Start of Input records

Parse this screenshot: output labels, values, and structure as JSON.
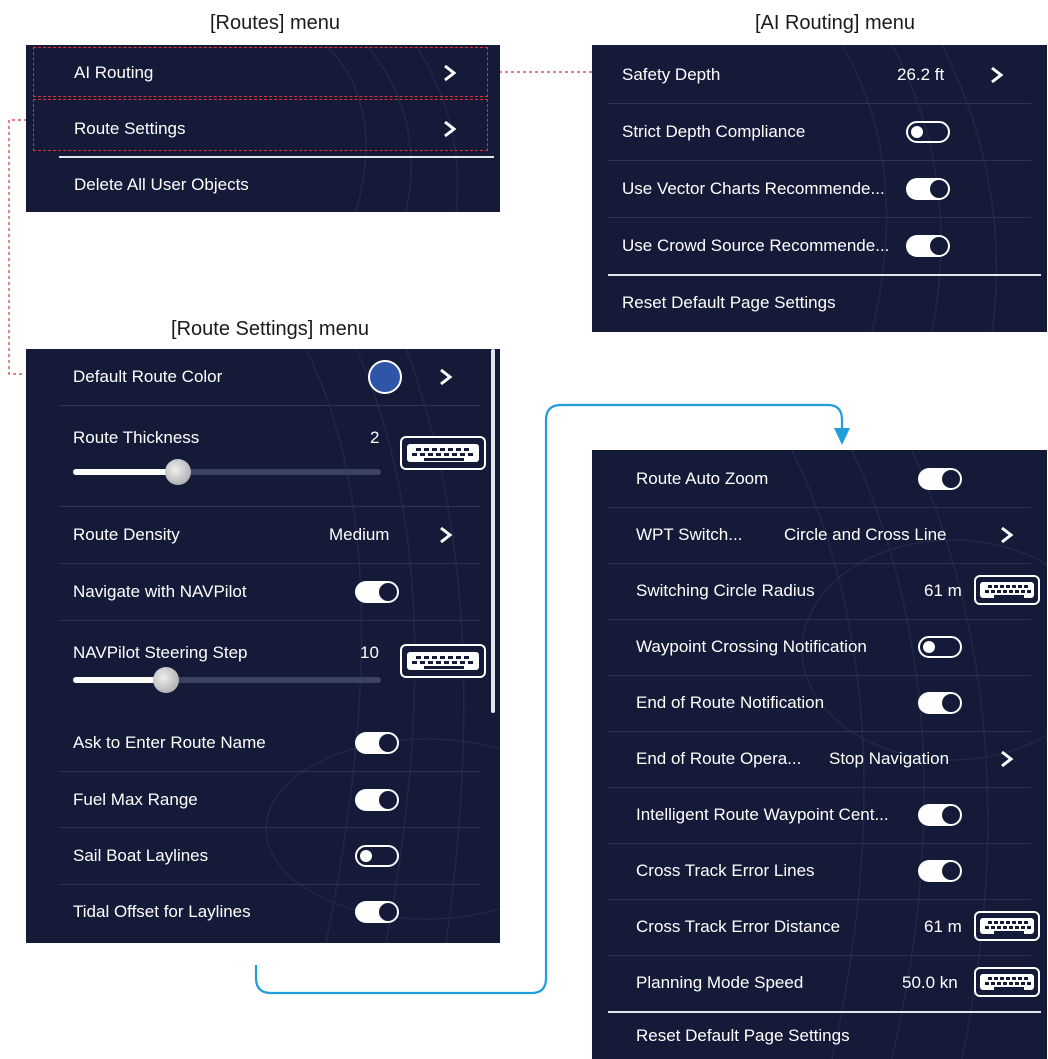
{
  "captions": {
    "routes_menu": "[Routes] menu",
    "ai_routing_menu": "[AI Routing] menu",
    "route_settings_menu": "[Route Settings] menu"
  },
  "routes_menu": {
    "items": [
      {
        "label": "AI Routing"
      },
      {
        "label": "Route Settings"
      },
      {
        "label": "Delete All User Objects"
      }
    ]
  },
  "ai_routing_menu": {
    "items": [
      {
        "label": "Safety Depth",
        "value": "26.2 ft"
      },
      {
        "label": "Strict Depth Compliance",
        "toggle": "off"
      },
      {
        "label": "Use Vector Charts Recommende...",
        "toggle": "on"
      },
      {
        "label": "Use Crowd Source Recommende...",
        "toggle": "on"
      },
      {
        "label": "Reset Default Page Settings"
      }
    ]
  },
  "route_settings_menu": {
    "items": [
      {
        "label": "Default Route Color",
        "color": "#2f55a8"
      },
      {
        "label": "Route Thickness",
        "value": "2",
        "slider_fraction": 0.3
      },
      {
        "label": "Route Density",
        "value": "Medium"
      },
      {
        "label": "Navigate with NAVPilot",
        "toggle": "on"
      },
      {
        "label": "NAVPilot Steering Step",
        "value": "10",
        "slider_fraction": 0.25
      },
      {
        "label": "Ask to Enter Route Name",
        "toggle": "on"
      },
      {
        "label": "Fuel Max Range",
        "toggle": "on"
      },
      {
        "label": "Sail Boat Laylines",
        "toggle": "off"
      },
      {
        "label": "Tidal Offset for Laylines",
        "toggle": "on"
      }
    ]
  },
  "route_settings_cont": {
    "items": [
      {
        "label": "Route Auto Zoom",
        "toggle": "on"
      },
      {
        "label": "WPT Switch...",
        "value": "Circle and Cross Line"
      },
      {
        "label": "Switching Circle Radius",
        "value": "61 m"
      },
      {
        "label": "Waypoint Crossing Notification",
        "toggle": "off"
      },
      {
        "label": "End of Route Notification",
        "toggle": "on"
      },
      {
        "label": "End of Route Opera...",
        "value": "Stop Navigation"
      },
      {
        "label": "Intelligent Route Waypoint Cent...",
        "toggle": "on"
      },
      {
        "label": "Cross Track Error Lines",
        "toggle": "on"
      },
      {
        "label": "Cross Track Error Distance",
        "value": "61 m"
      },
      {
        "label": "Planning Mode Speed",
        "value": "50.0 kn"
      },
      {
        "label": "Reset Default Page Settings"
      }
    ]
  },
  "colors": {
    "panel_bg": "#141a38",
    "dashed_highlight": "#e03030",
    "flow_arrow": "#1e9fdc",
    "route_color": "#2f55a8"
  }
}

End of Input records
Start of Input records

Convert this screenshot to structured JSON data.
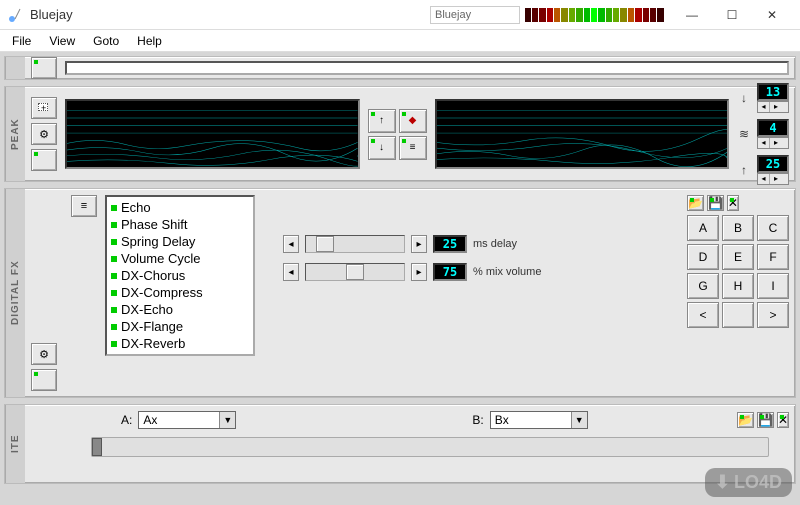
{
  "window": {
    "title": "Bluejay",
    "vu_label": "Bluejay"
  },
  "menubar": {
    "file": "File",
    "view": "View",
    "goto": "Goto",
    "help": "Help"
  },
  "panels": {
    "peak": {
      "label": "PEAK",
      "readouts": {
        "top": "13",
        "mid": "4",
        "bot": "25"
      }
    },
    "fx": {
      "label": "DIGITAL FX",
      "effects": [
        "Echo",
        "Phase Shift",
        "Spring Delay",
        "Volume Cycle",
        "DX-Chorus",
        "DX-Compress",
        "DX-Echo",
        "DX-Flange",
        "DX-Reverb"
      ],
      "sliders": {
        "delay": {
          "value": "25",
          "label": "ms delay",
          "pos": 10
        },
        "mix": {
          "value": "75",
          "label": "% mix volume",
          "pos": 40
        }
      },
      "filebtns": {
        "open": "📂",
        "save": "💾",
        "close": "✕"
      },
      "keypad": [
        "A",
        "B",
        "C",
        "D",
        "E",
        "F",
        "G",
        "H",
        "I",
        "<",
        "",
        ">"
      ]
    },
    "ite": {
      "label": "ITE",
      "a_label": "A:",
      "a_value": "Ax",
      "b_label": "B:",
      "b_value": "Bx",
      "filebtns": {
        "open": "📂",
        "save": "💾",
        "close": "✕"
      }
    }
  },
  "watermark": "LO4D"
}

End of Input records

> [To be done]: Search the data for the string "Circle". List each line that has it.

> [Response to the exercise]:
        "value": "Circle and Cross Line"
        "label": "Switching Circle Radius",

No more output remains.